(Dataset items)

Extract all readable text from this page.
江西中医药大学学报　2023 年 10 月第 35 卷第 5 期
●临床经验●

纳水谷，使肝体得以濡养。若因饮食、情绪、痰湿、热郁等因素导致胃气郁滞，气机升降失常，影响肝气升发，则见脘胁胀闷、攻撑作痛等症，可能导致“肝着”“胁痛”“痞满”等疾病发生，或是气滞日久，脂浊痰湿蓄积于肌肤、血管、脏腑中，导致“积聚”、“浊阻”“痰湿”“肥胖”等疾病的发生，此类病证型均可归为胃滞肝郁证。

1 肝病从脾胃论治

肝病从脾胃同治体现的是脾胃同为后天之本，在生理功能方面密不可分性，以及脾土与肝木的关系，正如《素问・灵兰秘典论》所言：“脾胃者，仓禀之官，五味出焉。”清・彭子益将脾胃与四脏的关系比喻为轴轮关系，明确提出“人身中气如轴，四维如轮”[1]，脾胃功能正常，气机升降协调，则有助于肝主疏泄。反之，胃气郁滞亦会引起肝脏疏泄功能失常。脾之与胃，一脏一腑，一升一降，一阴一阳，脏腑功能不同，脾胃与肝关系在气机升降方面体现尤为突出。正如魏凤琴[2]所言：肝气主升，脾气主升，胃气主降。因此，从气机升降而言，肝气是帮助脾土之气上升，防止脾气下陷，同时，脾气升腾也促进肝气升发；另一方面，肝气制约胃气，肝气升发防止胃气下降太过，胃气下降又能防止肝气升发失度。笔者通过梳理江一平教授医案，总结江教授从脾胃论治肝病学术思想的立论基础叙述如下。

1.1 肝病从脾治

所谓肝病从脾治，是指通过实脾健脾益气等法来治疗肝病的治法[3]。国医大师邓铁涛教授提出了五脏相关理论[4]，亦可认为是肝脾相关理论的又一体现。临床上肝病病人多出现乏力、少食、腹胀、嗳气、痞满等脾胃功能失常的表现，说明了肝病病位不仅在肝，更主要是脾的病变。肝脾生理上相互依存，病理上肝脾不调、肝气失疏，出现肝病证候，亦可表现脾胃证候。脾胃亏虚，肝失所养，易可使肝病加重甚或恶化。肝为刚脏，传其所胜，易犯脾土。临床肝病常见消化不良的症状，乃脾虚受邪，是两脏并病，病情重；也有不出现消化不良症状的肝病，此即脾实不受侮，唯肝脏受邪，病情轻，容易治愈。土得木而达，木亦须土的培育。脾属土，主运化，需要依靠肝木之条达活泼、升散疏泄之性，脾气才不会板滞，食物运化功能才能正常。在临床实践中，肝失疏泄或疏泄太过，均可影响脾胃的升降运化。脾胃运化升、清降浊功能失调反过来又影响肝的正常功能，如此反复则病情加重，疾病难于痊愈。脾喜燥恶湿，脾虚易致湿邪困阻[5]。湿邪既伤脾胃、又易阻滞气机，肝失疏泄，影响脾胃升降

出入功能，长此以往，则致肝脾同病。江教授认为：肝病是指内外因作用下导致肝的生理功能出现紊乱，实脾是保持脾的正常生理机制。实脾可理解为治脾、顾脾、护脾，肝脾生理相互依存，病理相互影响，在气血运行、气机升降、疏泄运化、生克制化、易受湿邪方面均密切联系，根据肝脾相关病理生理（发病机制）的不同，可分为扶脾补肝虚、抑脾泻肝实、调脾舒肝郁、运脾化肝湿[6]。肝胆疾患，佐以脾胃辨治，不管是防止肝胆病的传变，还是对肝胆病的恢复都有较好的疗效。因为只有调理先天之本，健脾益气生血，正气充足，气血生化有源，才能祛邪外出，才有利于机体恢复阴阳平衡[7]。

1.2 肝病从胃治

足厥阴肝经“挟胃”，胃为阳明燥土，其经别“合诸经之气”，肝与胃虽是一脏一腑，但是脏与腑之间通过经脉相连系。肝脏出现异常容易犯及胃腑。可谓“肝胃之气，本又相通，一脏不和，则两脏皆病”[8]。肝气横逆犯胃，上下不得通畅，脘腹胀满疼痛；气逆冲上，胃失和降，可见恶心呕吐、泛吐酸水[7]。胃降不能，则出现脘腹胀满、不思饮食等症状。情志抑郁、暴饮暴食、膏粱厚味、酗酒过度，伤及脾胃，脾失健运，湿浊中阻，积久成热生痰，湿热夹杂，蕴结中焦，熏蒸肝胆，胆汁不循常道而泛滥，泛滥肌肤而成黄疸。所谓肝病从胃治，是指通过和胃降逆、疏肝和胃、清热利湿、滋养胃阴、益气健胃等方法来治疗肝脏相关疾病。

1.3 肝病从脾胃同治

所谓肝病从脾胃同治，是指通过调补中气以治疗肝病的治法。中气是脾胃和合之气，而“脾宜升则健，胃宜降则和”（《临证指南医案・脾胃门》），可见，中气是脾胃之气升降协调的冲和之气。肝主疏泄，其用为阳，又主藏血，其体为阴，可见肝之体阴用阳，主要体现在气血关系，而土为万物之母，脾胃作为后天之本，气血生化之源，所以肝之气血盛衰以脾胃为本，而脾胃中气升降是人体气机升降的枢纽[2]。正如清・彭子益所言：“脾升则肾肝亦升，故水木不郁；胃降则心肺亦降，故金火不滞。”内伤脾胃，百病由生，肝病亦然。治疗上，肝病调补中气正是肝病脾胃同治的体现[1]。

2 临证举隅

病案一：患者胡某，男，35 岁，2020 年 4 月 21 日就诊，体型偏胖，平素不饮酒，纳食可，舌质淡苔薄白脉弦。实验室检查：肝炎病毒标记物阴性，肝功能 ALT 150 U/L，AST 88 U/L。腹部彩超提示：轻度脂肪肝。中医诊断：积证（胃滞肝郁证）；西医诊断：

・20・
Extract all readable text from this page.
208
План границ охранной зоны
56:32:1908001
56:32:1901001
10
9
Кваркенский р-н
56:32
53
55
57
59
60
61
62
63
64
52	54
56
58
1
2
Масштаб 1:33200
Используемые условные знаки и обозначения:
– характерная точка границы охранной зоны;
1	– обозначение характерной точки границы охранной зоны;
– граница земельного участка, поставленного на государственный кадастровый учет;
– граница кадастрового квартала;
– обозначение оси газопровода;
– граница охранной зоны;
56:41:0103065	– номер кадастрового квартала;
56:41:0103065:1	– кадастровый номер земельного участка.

◆ What you are asked to do ◆
In the entries above, count each line that holds "границы". Give the total and nothing else.

◆ Answer to this exercise ◆
2